Each line that holds the word "this" counts once; give the total for the records below and nothing else.

[start of MATERIAL TO PROCESS]

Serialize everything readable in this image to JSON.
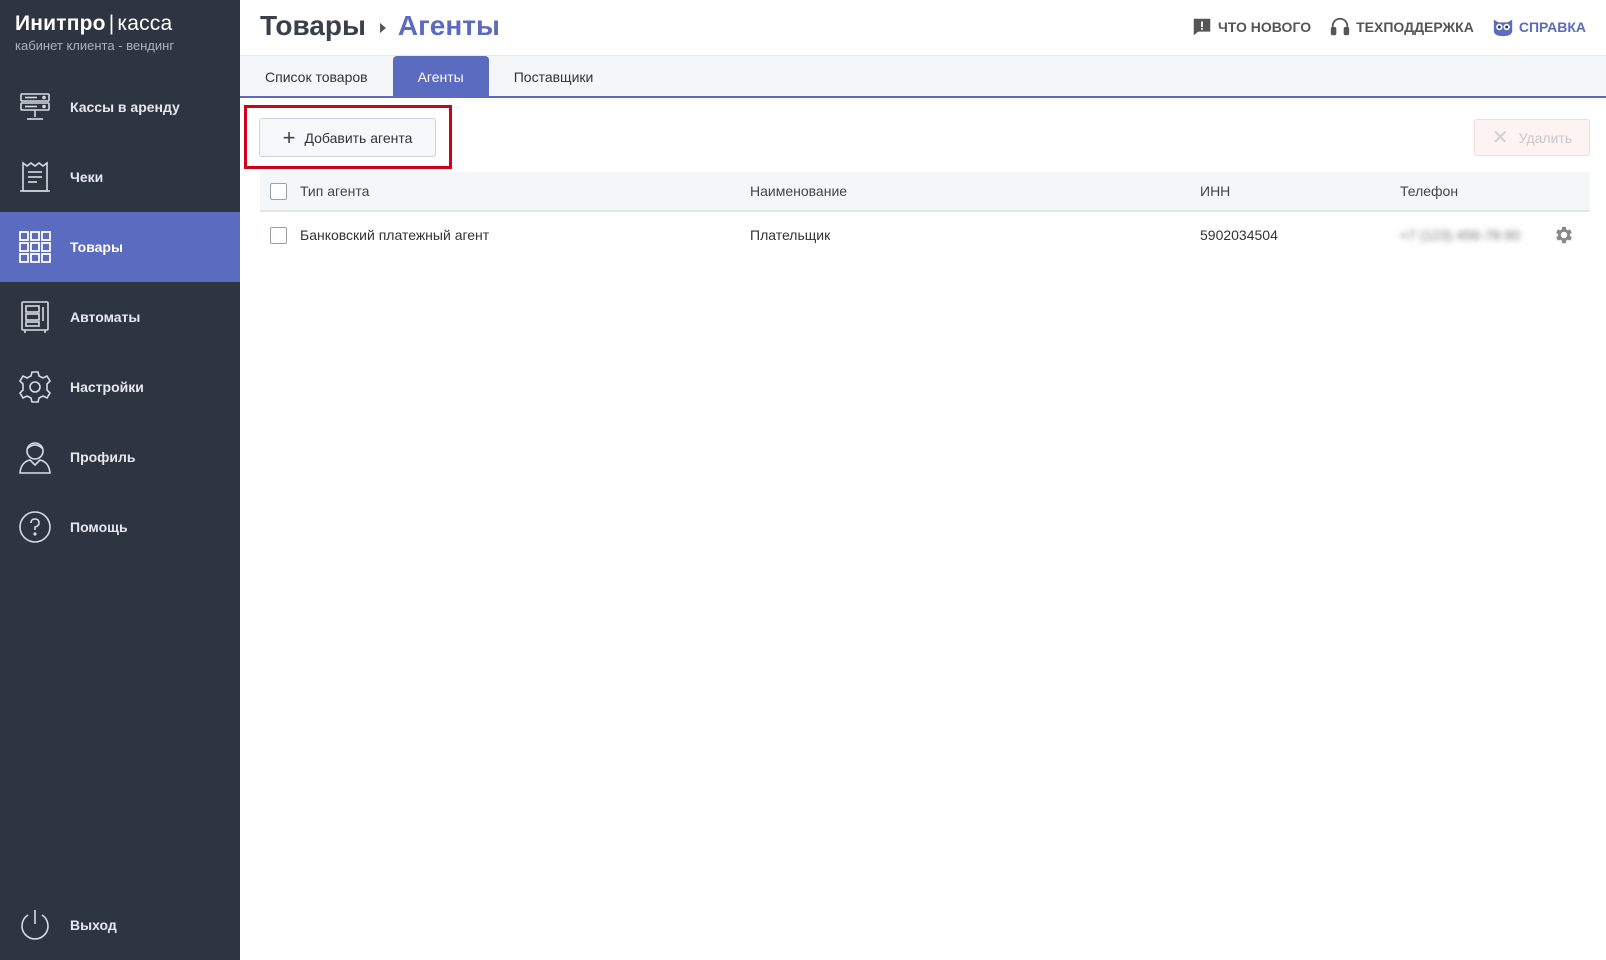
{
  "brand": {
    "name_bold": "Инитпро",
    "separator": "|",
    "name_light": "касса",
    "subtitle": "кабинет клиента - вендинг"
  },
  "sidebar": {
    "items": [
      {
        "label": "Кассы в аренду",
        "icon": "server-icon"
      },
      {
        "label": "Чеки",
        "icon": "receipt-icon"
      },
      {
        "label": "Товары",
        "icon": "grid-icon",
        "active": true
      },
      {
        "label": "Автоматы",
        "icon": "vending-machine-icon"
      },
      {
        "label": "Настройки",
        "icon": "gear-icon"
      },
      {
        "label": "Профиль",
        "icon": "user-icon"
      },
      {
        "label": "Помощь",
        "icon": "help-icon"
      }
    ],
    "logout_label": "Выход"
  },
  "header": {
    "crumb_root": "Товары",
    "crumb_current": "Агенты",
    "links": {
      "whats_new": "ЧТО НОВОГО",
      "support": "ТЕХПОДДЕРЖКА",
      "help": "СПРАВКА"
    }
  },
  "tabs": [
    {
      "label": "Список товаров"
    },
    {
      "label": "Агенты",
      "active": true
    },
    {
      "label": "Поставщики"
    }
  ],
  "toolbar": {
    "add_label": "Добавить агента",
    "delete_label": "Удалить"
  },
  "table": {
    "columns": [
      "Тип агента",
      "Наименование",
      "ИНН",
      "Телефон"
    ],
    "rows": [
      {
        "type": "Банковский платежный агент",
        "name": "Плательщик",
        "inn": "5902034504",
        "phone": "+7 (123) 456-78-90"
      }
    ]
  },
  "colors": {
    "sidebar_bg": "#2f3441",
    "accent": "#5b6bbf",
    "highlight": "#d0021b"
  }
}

[end of MATERIAL TO PROCESS]
[start of MATERIAL TO PROCESS]

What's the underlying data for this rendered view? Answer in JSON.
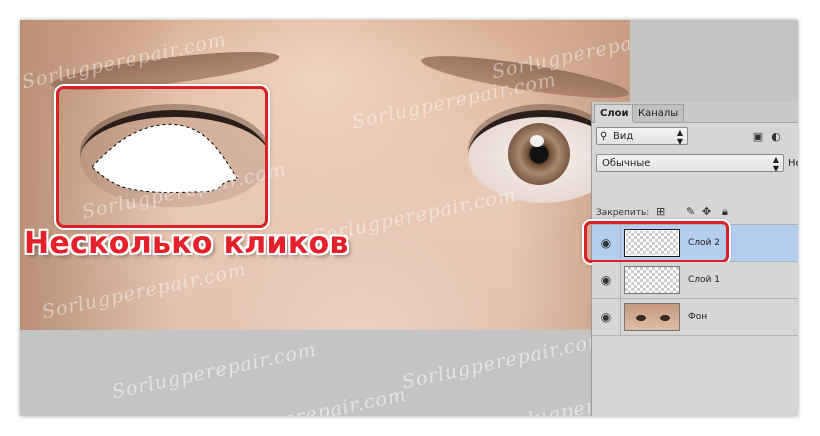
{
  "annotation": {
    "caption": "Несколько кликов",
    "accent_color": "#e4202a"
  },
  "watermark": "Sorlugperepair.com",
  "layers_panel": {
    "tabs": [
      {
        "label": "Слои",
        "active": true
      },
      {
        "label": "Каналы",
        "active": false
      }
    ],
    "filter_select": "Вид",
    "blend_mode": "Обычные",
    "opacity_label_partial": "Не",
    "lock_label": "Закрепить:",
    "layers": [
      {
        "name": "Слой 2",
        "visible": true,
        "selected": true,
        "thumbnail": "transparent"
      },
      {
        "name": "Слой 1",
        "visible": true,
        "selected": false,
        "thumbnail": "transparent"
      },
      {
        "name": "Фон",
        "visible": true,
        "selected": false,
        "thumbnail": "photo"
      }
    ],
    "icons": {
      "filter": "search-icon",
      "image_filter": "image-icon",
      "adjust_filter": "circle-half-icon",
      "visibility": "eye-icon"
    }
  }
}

[end of MATERIAL TO PROCESS]

(ANSWER FOR THE TASK): 2